- What you will do
Exactly reproduce the entries, dropping any pictures from your copy.

====

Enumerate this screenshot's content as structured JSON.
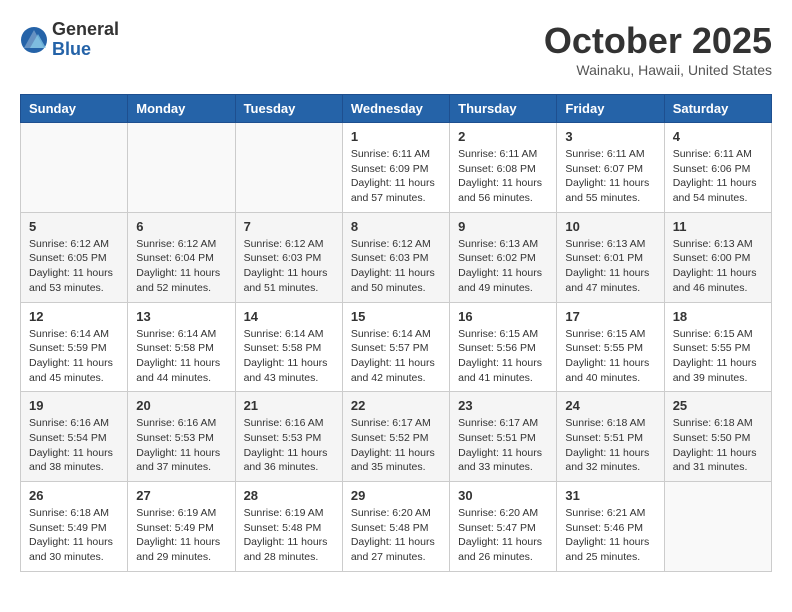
{
  "header": {
    "logo_general": "General",
    "logo_blue": "Blue",
    "month_title": "October 2025",
    "location": "Wainaku, Hawaii, United States"
  },
  "days_of_week": [
    "Sunday",
    "Monday",
    "Tuesday",
    "Wednesday",
    "Thursday",
    "Friday",
    "Saturday"
  ],
  "weeks": [
    {
      "days": [
        {
          "num": "",
          "info": ""
        },
        {
          "num": "",
          "info": ""
        },
        {
          "num": "",
          "info": ""
        },
        {
          "num": "1",
          "info": "Sunrise: 6:11 AM\nSunset: 6:09 PM\nDaylight: 11 hours\nand 57 minutes."
        },
        {
          "num": "2",
          "info": "Sunrise: 6:11 AM\nSunset: 6:08 PM\nDaylight: 11 hours\nand 56 minutes."
        },
        {
          "num": "3",
          "info": "Sunrise: 6:11 AM\nSunset: 6:07 PM\nDaylight: 11 hours\nand 55 minutes."
        },
        {
          "num": "4",
          "info": "Sunrise: 6:11 AM\nSunset: 6:06 PM\nDaylight: 11 hours\nand 54 minutes."
        }
      ]
    },
    {
      "days": [
        {
          "num": "5",
          "info": "Sunrise: 6:12 AM\nSunset: 6:05 PM\nDaylight: 11 hours\nand 53 minutes."
        },
        {
          "num": "6",
          "info": "Sunrise: 6:12 AM\nSunset: 6:04 PM\nDaylight: 11 hours\nand 52 minutes."
        },
        {
          "num": "7",
          "info": "Sunrise: 6:12 AM\nSunset: 6:03 PM\nDaylight: 11 hours\nand 51 minutes."
        },
        {
          "num": "8",
          "info": "Sunrise: 6:12 AM\nSunset: 6:03 PM\nDaylight: 11 hours\nand 50 minutes."
        },
        {
          "num": "9",
          "info": "Sunrise: 6:13 AM\nSunset: 6:02 PM\nDaylight: 11 hours\nand 49 minutes."
        },
        {
          "num": "10",
          "info": "Sunrise: 6:13 AM\nSunset: 6:01 PM\nDaylight: 11 hours\nand 47 minutes."
        },
        {
          "num": "11",
          "info": "Sunrise: 6:13 AM\nSunset: 6:00 PM\nDaylight: 11 hours\nand 46 minutes."
        }
      ]
    },
    {
      "days": [
        {
          "num": "12",
          "info": "Sunrise: 6:14 AM\nSunset: 5:59 PM\nDaylight: 11 hours\nand 45 minutes."
        },
        {
          "num": "13",
          "info": "Sunrise: 6:14 AM\nSunset: 5:58 PM\nDaylight: 11 hours\nand 44 minutes."
        },
        {
          "num": "14",
          "info": "Sunrise: 6:14 AM\nSunset: 5:58 PM\nDaylight: 11 hours\nand 43 minutes."
        },
        {
          "num": "15",
          "info": "Sunrise: 6:14 AM\nSunset: 5:57 PM\nDaylight: 11 hours\nand 42 minutes."
        },
        {
          "num": "16",
          "info": "Sunrise: 6:15 AM\nSunset: 5:56 PM\nDaylight: 11 hours\nand 41 minutes."
        },
        {
          "num": "17",
          "info": "Sunrise: 6:15 AM\nSunset: 5:55 PM\nDaylight: 11 hours\nand 40 minutes."
        },
        {
          "num": "18",
          "info": "Sunrise: 6:15 AM\nSunset: 5:55 PM\nDaylight: 11 hours\nand 39 minutes."
        }
      ]
    },
    {
      "days": [
        {
          "num": "19",
          "info": "Sunrise: 6:16 AM\nSunset: 5:54 PM\nDaylight: 11 hours\nand 38 minutes."
        },
        {
          "num": "20",
          "info": "Sunrise: 6:16 AM\nSunset: 5:53 PM\nDaylight: 11 hours\nand 37 minutes."
        },
        {
          "num": "21",
          "info": "Sunrise: 6:16 AM\nSunset: 5:53 PM\nDaylight: 11 hours\nand 36 minutes."
        },
        {
          "num": "22",
          "info": "Sunrise: 6:17 AM\nSunset: 5:52 PM\nDaylight: 11 hours\nand 35 minutes."
        },
        {
          "num": "23",
          "info": "Sunrise: 6:17 AM\nSunset: 5:51 PM\nDaylight: 11 hours\nand 33 minutes."
        },
        {
          "num": "24",
          "info": "Sunrise: 6:18 AM\nSunset: 5:51 PM\nDaylight: 11 hours\nand 32 minutes."
        },
        {
          "num": "25",
          "info": "Sunrise: 6:18 AM\nSunset: 5:50 PM\nDaylight: 11 hours\nand 31 minutes."
        }
      ]
    },
    {
      "days": [
        {
          "num": "26",
          "info": "Sunrise: 6:18 AM\nSunset: 5:49 PM\nDaylight: 11 hours\nand 30 minutes."
        },
        {
          "num": "27",
          "info": "Sunrise: 6:19 AM\nSunset: 5:49 PM\nDaylight: 11 hours\nand 29 minutes."
        },
        {
          "num": "28",
          "info": "Sunrise: 6:19 AM\nSunset: 5:48 PM\nDaylight: 11 hours\nand 28 minutes."
        },
        {
          "num": "29",
          "info": "Sunrise: 6:20 AM\nSunset: 5:48 PM\nDaylight: 11 hours\nand 27 minutes."
        },
        {
          "num": "30",
          "info": "Sunrise: 6:20 AM\nSunset: 5:47 PM\nDaylight: 11 hours\nand 26 minutes."
        },
        {
          "num": "31",
          "info": "Sunrise: 6:21 AM\nSunset: 5:46 PM\nDaylight: 11 hours\nand 25 minutes."
        },
        {
          "num": "",
          "info": ""
        }
      ]
    }
  ]
}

====

- Task answer
Enumerate this screenshot's content as structured JSON.
{
  "header": {
    "logo_general": "General",
    "logo_blue": "Blue",
    "month_title": "October 2025",
    "location": "Wainaku, Hawaii, United States"
  },
  "days_of_week": [
    "Sunday",
    "Monday",
    "Tuesday",
    "Wednesday",
    "Thursday",
    "Friday",
    "Saturday"
  ],
  "weeks": [
    {
      "days": [
        {
          "num": "",
          "info": ""
        },
        {
          "num": "",
          "info": ""
        },
        {
          "num": "",
          "info": ""
        },
        {
          "num": "1",
          "info": "Sunrise: 6:11 AM\nSunset: 6:09 PM\nDaylight: 11 hours\nand 57 minutes."
        },
        {
          "num": "2",
          "info": "Sunrise: 6:11 AM\nSunset: 6:08 PM\nDaylight: 11 hours\nand 56 minutes."
        },
        {
          "num": "3",
          "info": "Sunrise: 6:11 AM\nSunset: 6:07 PM\nDaylight: 11 hours\nand 55 minutes."
        },
        {
          "num": "4",
          "info": "Sunrise: 6:11 AM\nSunset: 6:06 PM\nDaylight: 11 hours\nand 54 minutes."
        }
      ]
    },
    {
      "days": [
        {
          "num": "5",
          "info": "Sunrise: 6:12 AM\nSunset: 6:05 PM\nDaylight: 11 hours\nand 53 minutes."
        },
        {
          "num": "6",
          "info": "Sunrise: 6:12 AM\nSunset: 6:04 PM\nDaylight: 11 hours\nand 52 minutes."
        },
        {
          "num": "7",
          "info": "Sunrise: 6:12 AM\nSunset: 6:03 PM\nDaylight: 11 hours\nand 51 minutes."
        },
        {
          "num": "8",
          "info": "Sunrise: 6:12 AM\nSunset: 6:03 PM\nDaylight: 11 hours\nand 50 minutes."
        },
        {
          "num": "9",
          "info": "Sunrise: 6:13 AM\nSunset: 6:02 PM\nDaylight: 11 hours\nand 49 minutes."
        },
        {
          "num": "10",
          "info": "Sunrise: 6:13 AM\nSunset: 6:01 PM\nDaylight: 11 hours\nand 47 minutes."
        },
        {
          "num": "11",
          "info": "Sunrise: 6:13 AM\nSunset: 6:00 PM\nDaylight: 11 hours\nand 46 minutes."
        }
      ]
    },
    {
      "days": [
        {
          "num": "12",
          "info": "Sunrise: 6:14 AM\nSunset: 5:59 PM\nDaylight: 11 hours\nand 45 minutes."
        },
        {
          "num": "13",
          "info": "Sunrise: 6:14 AM\nSunset: 5:58 PM\nDaylight: 11 hours\nand 44 minutes."
        },
        {
          "num": "14",
          "info": "Sunrise: 6:14 AM\nSunset: 5:58 PM\nDaylight: 11 hours\nand 43 minutes."
        },
        {
          "num": "15",
          "info": "Sunrise: 6:14 AM\nSunset: 5:57 PM\nDaylight: 11 hours\nand 42 minutes."
        },
        {
          "num": "16",
          "info": "Sunrise: 6:15 AM\nSunset: 5:56 PM\nDaylight: 11 hours\nand 41 minutes."
        },
        {
          "num": "17",
          "info": "Sunrise: 6:15 AM\nSunset: 5:55 PM\nDaylight: 11 hours\nand 40 minutes."
        },
        {
          "num": "18",
          "info": "Sunrise: 6:15 AM\nSunset: 5:55 PM\nDaylight: 11 hours\nand 39 minutes."
        }
      ]
    },
    {
      "days": [
        {
          "num": "19",
          "info": "Sunrise: 6:16 AM\nSunset: 5:54 PM\nDaylight: 11 hours\nand 38 minutes."
        },
        {
          "num": "20",
          "info": "Sunrise: 6:16 AM\nSunset: 5:53 PM\nDaylight: 11 hours\nand 37 minutes."
        },
        {
          "num": "21",
          "info": "Sunrise: 6:16 AM\nSunset: 5:53 PM\nDaylight: 11 hours\nand 36 minutes."
        },
        {
          "num": "22",
          "info": "Sunrise: 6:17 AM\nSunset: 5:52 PM\nDaylight: 11 hours\nand 35 minutes."
        },
        {
          "num": "23",
          "info": "Sunrise: 6:17 AM\nSunset: 5:51 PM\nDaylight: 11 hours\nand 33 minutes."
        },
        {
          "num": "24",
          "info": "Sunrise: 6:18 AM\nSunset: 5:51 PM\nDaylight: 11 hours\nand 32 minutes."
        },
        {
          "num": "25",
          "info": "Sunrise: 6:18 AM\nSunset: 5:50 PM\nDaylight: 11 hours\nand 31 minutes."
        }
      ]
    },
    {
      "days": [
        {
          "num": "26",
          "info": "Sunrise: 6:18 AM\nSunset: 5:49 PM\nDaylight: 11 hours\nand 30 minutes."
        },
        {
          "num": "27",
          "info": "Sunrise: 6:19 AM\nSunset: 5:49 PM\nDaylight: 11 hours\nand 29 minutes."
        },
        {
          "num": "28",
          "info": "Sunrise: 6:19 AM\nSunset: 5:48 PM\nDaylight: 11 hours\nand 28 minutes."
        },
        {
          "num": "29",
          "info": "Sunrise: 6:20 AM\nSunset: 5:48 PM\nDaylight: 11 hours\nand 27 minutes."
        },
        {
          "num": "30",
          "info": "Sunrise: 6:20 AM\nSunset: 5:47 PM\nDaylight: 11 hours\nand 26 minutes."
        },
        {
          "num": "31",
          "info": "Sunrise: 6:21 AM\nSunset: 5:46 PM\nDaylight: 11 hours\nand 25 minutes."
        },
        {
          "num": "",
          "info": ""
        }
      ]
    }
  ]
}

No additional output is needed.